Raw records:
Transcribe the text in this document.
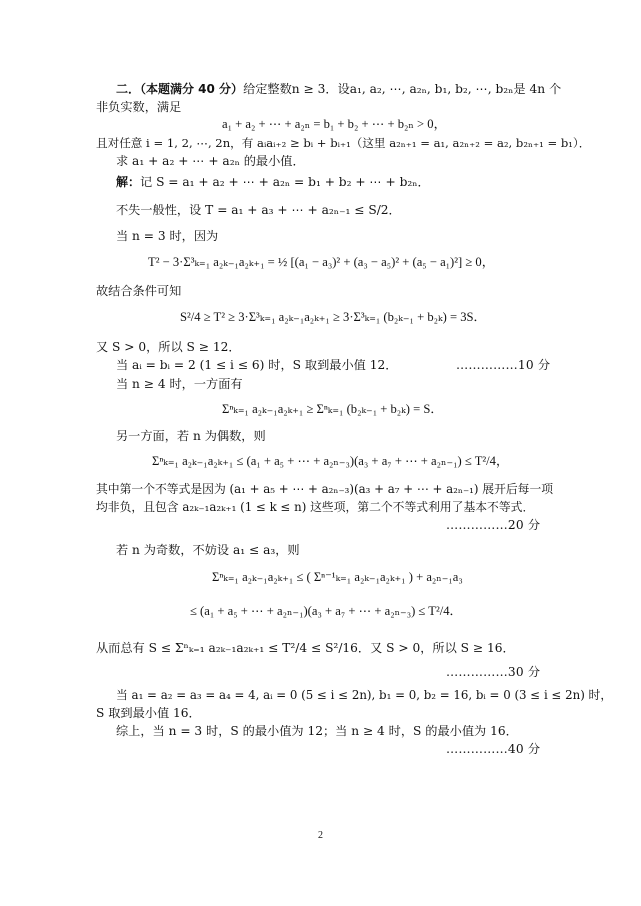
二．（本题满分 40 分）给定整数n ≥ 3．设a₁, a₂, ⋯, a₂ₙ, b₁, b₂, ⋯, b₂ₙ是 4n 个
非负实数，满足
a₁ + a₂ + ⋯ + a₂ₙ = b₁ + b₂ + ⋯ + b₂ₙ > 0，
且对任意 i = 1, 2, ⋯, 2n，有 aᵢaᵢ₊₂ ≥ bᵢ + bᵢ₊₁（这里 a₂ₙ₊₁ = a₁, a₂ₙ₊₂ = a₂, b₂ₙ₊₁ = b₁）．
求 a₁ + a₂ + ⋯ + a₂ₙ 的最小值．
解：记 S = a₁ + a₂ + ⋯ + a₂ₙ = b₁ + b₂ + ⋯ + b₂ₙ．
不失一般性，设 T = a₁ + a₃ + ⋯ + a₂ₙ₋₁ ≤ S/2．
当 n = 3 时，因为
T² − 3·Σ³ₖ₌₁ a₂ₖ₋₁a₂ₖ₊₁ = ½ [(a₁ − a₃)² + (a₃ − a₅)² + (a₅ − a₁)²] ≥ 0，
故结合条件可知
S²/4 ≥ T² ≥ 3·Σ³ₖ₌₁ a₂ₖ₋₁a₂ₖ₊₁ ≥ 3·Σ³ₖ₌₁ (b₂ₖ₋₁ + b₂ₖ) = 3S．
又 S > 0，所以 S ≥ 12．
当 aᵢ = bᵢ = 2 (1 ≤ i ≤ 6) 时，S 取到最小值 12．	……………10 分
当 n ≥ 4 时，一方面有
Σⁿₖ₌₁ a₂ₖ₋₁a₂ₖ₊₁ ≥ Σⁿₖ₌₁ (b₂ₖ₋₁ + b₂ₖ) = S．
另一方面，若 n 为偶数，则
Σⁿₖ₌₁ a₂ₖ₋₁a₂ₖ₊₁ ≤ (a₁ + a₅ + ⋯ + a₂ₙ₋₃)(a₃ + a₇ + ⋯ + a₂ₙ₋₁) ≤ T²/4，
其中第一个不等式是因为 (a₁ + a₅ + ⋯ + a₂ₙ₋₃)(a₃ + a₇ + ⋯ + a₂ₙ₋₁) 展开后每一项
均非负，且包含 a₂ₖ₋₁a₂ₖ₊₁ (1 ≤ k ≤ n) 这些项，第二个不等式利用了基本不等式．
……………20 分
若 n 为奇数，不妨设 a₁ ≤ a₃，则
Σⁿₖ₌₁ a₂ₖ₋₁a₂ₖ₊₁ ≤ ( Σⁿ⁻¹ₖ₌₁ a₂ₖ₋₁a₂ₖ₊₁ ) + a₂ₙ₋₁a₃
≤ (a₁ + a₅ + ⋯ + a₂ₙ₋₁)(a₃ + a₇ + ⋯ + a₂ₙ₋₃) ≤ T²/4．
从而总有 S ≤ Σⁿₖ₌₁ a₂ₖ₋₁a₂ₖ₊₁ ≤ T²/4 ≤ S²/16．又 S > 0，所以 S ≥ 16．
……………30 分
当 a₁ = a₂ = a₃ = a₄ = 4, aᵢ = 0 (5 ≤ i ≤ 2n), b₁ = 0, b₂ = 16, bᵢ = 0 (3 ≤ i ≤ 2n) 时，
S 取到最小值 16．
综上，当 n = 3 时，S 的最小值为 12；当 n ≥ 4 时，S 的最小值为 16．
……………40 分
2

Your task:
Transcribe the records above exactly, omitting every picture they contain.

In response:
Transcribe the text in this document.
二．（本题满分 40 分）给定整数n ≥ 3．设a₁, a₂, ⋯, a₂ₙ, b₁, b₂, ⋯, b₂ₙ是 4n 个
非负实数，满足
a₁ + a₂ + ⋯ + a₂ₙ = b₁ + b₂ + ⋯ + b₂ₙ > 0，
且对任意 i = 1, 2, ⋯, 2n，有 aᵢaᵢ₊₂ ≥ bᵢ + bᵢ₊₁（这里 a₂ₙ₊₁ = a₁, a₂ₙ₊₂ = a₂, b₂ₙ₊₁ = b₁）．
求 a₁ + a₂ + ⋯ + a₂ₙ 的最小值．
解：记 S = a₁ + a₂ + ⋯ + a₂ₙ = b₁ + b₂ + ⋯ + b₂ₙ．
不失一般性，设 T = a₁ + a₃ + ⋯ + a₂ₙ₋₁ ≤ S/2．
当 n = 3 时，因为
T² − 3·Σ³ₖ₌₁ a₂ₖ₋₁a₂ₖ₊₁ = ½ [(a₁ − a₃)² + (a₃ − a₅)² + (a₅ − a₁)²] ≥ 0，
故结合条件可知
S²/4 ≥ T² ≥ 3·Σ³ₖ₌₁ a₂ₖ₋₁a₂ₖ₊₁ ≥ 3·Σ³ₖ₌₁ (b₂ₖ₋₁ + b₂ₖ) = 3S．
又 S > 0，所以 S ≥ 12．
当 aᵢ = bᵢ = 2 (1 ≤ i ≤ 6) 时，S 取到最小值 12．	……………10 分
当 n ≥ 4 时，一方面有
Σⁿₖ₌₁ a₂ₖ₋₁a₂ₖ₊₁ ≥ Σⁿₖ₌₁ (b₂ₖ₋₁ + b₂ₖ) = S．
另一方面，若 n 为偶数，则
Σⁿₖ₌₁ a₂ₖ₋₁a₂ₖ₊₁ ≤ (a₁ + a₅ + ⋯ + a₂ₙ₋₃)(a₃ + a₇ + ⋯ + a₂ₙ₋₁) ≤ T²/4，
其中第一个不等式是因为 (a₁ + a₅ + ⋯ + a₂ₙ₋₃)(a₃ + a₇ + ⋯ + a₂ₙ₋₁) 展开后每一项
均非负，且包含 a₂ₖ₋₁a₂ₖ₊₁ (1 ≤ k ≤ n) 这些项，第二个不等式利用了基本不等式．
……………20 分
若 n 为奇数，不妨设 a₁ ≤ a₃，则
Σⁿₖ₌₁ a₂ₖ₋₁a₂ₖ₊₁ ≤ ( Σⁿ⁻¹ₖ₌₁ a₂ₖ₋₁a₂ₖ₊₁ ) + a₂ₙ₋₁a₃
≤ (a₁ + a₅ + ⋯ + a₂ₙ₋₁)(a₃ + a₇ + ⋯ + a₂ₙ₋₃) ≤ T²/4．
从而总有 S ≤ Σⁿₖ₌₁ a₂ₖ₋₁a₂ₖ₊₁ ≤ T²/4 ≤ S²/16．又 S > 0，所以 S ≥ 16．
……………30 分
当 a₁ = a₂ = a₃ = a₄ = 4, aᵢ = 0 (5 ≤ i ≤ 2n), b₁ = 0, b₂ = 16, bᵢ = 0 (3 ≤ i ≤ 2n) 时，
S 取到最小值 16．
综上，当 n = 3 时，S 的最小值为 12；当 n ≥ 4 时，S 的最小值为 16．
……………40 分
2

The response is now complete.